__Problem details__:
Return the listing word for word, as given.

BEGIN

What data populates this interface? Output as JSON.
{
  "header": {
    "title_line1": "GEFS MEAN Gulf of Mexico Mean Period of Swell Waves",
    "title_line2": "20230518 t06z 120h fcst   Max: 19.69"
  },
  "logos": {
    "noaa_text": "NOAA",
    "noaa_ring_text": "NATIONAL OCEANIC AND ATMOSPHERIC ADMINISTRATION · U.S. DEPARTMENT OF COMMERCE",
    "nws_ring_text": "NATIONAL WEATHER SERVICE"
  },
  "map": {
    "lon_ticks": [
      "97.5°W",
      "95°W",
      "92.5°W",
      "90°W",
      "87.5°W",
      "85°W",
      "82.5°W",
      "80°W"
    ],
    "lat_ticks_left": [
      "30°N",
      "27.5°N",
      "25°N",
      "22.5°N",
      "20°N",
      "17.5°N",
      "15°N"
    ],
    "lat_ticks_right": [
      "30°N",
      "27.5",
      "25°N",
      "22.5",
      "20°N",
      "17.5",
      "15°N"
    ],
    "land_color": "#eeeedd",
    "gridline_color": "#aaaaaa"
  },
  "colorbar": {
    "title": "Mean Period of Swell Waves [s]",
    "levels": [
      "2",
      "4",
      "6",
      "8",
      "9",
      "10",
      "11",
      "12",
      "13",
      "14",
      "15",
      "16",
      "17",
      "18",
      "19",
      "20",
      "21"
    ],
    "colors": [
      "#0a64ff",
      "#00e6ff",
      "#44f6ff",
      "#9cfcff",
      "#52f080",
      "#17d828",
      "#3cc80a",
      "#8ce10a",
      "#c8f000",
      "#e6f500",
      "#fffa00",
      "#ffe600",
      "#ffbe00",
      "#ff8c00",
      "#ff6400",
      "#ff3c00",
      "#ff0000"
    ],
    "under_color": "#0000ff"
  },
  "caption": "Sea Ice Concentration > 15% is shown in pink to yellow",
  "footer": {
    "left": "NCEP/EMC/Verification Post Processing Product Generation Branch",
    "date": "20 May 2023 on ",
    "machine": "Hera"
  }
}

END

__Solved problem__:
What data populates this interface? Output as JSON.
{
  "header": {
    "title_line1": "GEFS MEAN Gulf of Mexico Mean Period of Swell Waves",
    "title_line2": "20230518 t06z 120h fcst   Max: 19.69"
  },
  "logos": {
    "noaa_text": "NOAA",
    "noaa_ring_text": "NATIONAL OCEANIC AND ATMOSPHERIC ADMINISTRATION · U.S. DEPARTMENT OF COMMERCE",
    "nws_ring_text": "NATIONAL WEATHER SERVICE"
  },
  "map": {
    "lon_ticks": [
      "97.5°W",
      "95°W",
      "92.5°W",
      "90°W",
      "87.5°W",
      "85°W",
      "82.5°W",
      "80°W"
    ],
    "lat_ticks_left": [
      "30°N",
      "27.5°N",
      "25°N",
      "22.5°N",
      "20°N",
      "17.5°N",
      "15°N"
    ],
    "lat_ticks_right": [
      "30°N",
      "27.5",
      "25°N",
      "22.5",
      "20°N",
      "17.5",
      "15°N"
    ],
    "land_color": "#eeeedd",
    "gridline_color": "#aaaaaa"
  },
  "colorbar": {
    "title": "Mean Period of Swell Waves [s]",
    "levels": [
      "2",
      "4",
      "6",
      "8",
      "9",
      "10",
      "11",
      "12",
      "13",
      "14",
      "15",
      "16",
      "17",
      "18",
      "19",
      "20",
      "21"
    ],
    "colors": [
      "#0a64ff",
      "#00e6ff",
      "#44f6ff",
      "#9cfcff",
      "#52f080",
      "#17d828",
      "#3cc80a",
      "#8ce10a",
      "#c8f000",
      "#e6f500",
      "#fffa00",
      "#ffe600",
      "#ffbe00",
      "#ff8c00",
      "#ff6400",
      "#ff3c00",
      "#ff0000"
    ],
    "under_color": "#0000ff"
  },
  "caption": "Sea Ice Concentration > 15% is shown in pink to yellow",
  "footer": {
    "left": "NCEP/EMC/Verification Post Processing Product Generation Branch",
    "date": "20 May 2023 on ",
    "machine": "Hera"
  }
}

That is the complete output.